▸ Aim of the exercise:
Can you restate the album comments starting at "2. Ditto. I’ve" and ending at "play around here.", substituting "banjo" for "fiddle"?


  2. Ditto. I’ve listened to this a few times. I’ll review it when I get back. Like you guys, the problem is I don’t have much to say about it

  3. I’m really surprised to see the lyrics criticized on this album. I think they’re fantastic. I think “Same River Twice,” “Two Tongued Swear,” “Hanging Road,” “Goin Far on Little (Just a Little Too Long),” and especially “Wanchese & Manteo” all stand out for their lyrical depth.

  4. “a new use of language” – what are you Pitchfork? This is a great record. The fiddle playing alone is enough to recommend it. And I’ve got absolutely no problem with the lyrics – far from it. Been on constant play around here.

    1. I’ve got no problem with anyone discussing my review or criticizing it. But your snarky remark about Pitchfork is misguided and juvenile. As a reviewer I was making an intelligent comment about the lyrical content and holding this record, as I do with all the ones I review, to a high standard. That’s my prerogative. If a slightly intellectual thought and phrase offends you please feel free to read another music blogger.

      1. Wow that’s awful polite 😉 I don’t think I’m ever that polite. They could always read me instead of you. I don’t do intellectual all that well.

  5. “two-tongues swear”

    “…to the tune of a bull gone loose…”

    “so free of fear so we toiled the years composing ghosts inside our head.”

    “…no golden bands of trust. Too late for days stained in wandering lust…”

    “Our woven bodies tumbled til drained and ever spent. Blanket the days in our taste heaven-sent…”

    “…held under bitter tongues…The ghost-eyed moon of the afternoon did spy the fleeting sun…”

    “Spin with me a future dream from one’s forever dead as the ancient mother spins her forever web.”

    “When sorrow jumps through our windowed souls and spins a dark fire that only burns cold…”

    “In your soul, as in this great land, a battle rages between two men, which one will you feed my friend…?”

    “My wounds they holler like a sinful people holler for a sign, but are just too damn blind…”

    “we sing loud old time songs, and inscribe there words that give us rest on the tablet of our living breast…

    1. Wow. I guess all it takes is to mention something isn’t perfect and people come out of the tool shed to criticize you for not heaping praise.

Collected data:
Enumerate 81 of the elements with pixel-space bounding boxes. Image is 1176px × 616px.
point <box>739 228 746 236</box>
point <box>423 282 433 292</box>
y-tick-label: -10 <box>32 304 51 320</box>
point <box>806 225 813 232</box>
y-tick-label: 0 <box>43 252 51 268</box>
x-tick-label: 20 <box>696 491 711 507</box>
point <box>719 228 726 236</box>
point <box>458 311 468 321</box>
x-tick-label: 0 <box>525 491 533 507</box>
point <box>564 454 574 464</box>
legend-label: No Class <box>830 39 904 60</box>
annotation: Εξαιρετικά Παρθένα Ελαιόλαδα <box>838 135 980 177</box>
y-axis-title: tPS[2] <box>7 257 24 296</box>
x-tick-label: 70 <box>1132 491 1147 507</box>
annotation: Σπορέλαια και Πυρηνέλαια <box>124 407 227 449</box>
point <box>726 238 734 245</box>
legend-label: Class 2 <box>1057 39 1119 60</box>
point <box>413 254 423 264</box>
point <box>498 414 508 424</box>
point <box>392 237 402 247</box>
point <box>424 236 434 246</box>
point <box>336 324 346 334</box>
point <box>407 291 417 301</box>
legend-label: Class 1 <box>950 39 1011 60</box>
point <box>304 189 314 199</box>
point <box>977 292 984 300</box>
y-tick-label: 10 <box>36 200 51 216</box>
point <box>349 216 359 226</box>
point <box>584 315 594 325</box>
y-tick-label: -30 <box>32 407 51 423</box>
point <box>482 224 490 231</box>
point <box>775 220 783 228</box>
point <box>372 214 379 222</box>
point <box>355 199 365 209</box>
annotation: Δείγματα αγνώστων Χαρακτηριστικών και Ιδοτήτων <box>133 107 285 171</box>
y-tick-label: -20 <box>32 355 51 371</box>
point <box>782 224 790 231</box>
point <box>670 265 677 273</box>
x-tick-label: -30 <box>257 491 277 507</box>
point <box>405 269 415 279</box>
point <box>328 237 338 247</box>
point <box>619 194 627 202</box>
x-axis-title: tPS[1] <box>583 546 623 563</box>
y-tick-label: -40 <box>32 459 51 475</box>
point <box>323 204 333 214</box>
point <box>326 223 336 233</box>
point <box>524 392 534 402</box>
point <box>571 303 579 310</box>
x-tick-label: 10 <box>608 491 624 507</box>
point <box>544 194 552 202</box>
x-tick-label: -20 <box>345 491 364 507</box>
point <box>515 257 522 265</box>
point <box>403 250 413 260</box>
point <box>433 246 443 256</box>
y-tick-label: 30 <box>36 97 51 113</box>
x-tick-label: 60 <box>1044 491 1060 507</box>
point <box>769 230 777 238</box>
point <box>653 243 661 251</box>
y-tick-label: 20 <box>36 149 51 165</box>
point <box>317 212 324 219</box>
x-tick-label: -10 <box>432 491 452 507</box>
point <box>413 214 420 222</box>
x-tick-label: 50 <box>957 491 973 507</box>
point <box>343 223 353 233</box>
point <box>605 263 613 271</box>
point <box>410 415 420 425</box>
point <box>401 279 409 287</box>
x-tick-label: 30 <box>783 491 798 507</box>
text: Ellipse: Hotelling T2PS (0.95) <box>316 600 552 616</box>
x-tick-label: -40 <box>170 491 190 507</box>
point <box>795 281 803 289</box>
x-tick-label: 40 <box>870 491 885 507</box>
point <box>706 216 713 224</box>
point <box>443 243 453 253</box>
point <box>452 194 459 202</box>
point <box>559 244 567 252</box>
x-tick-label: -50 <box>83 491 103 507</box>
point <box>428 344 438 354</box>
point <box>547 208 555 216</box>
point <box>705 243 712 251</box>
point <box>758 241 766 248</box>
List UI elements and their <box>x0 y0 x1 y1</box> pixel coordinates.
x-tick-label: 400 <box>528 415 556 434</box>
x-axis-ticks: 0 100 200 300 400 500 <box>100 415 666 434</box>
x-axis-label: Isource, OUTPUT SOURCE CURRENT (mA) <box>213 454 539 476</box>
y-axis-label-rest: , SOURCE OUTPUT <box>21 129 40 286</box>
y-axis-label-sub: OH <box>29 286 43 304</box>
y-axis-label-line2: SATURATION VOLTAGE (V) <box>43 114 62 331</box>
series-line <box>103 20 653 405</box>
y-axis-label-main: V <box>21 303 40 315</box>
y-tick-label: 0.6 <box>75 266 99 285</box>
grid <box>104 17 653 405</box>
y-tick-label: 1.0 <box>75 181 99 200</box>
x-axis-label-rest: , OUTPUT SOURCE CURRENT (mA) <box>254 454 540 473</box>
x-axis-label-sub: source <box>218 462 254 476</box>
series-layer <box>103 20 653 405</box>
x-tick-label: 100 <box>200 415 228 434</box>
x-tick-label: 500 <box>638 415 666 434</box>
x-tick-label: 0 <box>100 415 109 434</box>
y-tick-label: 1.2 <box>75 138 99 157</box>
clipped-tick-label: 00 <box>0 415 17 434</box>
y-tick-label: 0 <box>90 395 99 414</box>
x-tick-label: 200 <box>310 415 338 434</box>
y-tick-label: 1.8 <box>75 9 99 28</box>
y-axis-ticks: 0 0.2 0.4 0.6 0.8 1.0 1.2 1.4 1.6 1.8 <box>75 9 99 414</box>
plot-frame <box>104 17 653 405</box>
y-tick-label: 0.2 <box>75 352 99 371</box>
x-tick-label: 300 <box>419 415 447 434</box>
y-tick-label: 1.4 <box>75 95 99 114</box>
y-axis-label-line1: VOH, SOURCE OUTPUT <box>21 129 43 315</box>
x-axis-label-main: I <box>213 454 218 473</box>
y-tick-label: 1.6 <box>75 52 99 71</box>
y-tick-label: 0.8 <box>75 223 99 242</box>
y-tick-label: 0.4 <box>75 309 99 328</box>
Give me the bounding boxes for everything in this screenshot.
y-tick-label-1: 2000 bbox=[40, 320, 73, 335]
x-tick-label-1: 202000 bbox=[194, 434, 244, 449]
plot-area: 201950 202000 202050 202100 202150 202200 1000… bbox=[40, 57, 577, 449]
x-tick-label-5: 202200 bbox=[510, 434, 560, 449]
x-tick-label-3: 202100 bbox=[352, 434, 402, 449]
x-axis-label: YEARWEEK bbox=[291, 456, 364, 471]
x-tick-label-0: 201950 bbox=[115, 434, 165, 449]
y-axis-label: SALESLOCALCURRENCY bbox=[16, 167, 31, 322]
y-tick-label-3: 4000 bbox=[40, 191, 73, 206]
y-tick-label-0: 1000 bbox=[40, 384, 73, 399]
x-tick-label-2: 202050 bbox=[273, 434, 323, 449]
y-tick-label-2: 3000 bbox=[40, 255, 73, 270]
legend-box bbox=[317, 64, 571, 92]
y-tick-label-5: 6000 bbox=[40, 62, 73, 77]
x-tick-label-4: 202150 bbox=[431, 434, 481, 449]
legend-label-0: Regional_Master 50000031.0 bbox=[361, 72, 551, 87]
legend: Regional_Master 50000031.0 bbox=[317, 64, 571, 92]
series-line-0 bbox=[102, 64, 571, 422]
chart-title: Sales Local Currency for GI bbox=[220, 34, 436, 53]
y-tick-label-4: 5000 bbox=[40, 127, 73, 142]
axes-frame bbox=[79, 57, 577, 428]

▸ Your solution:
2. Ditto. I’ve listened to this a few times. I’ll review it when I get back. Like you guys, the problem is I don’t have much to say about it

  3. I’m really surprised to see the lyrics criticized on this album. I think they’re fantastic. I think “Same River Twice,” “Two Tongued Swear,” “Hanging Road,” “Goin Far on Little (Just a Little Too Long),” and especially “Wanchese & Manteo” all stand out for their lyrical depth.

  4. “a new use of language” – what are you Pitchfork? This is a great record. The banjo playing alone is enough to recommend it. And I’ve got absolutely no problem with the lyrics – far from it. Been on constant play around here.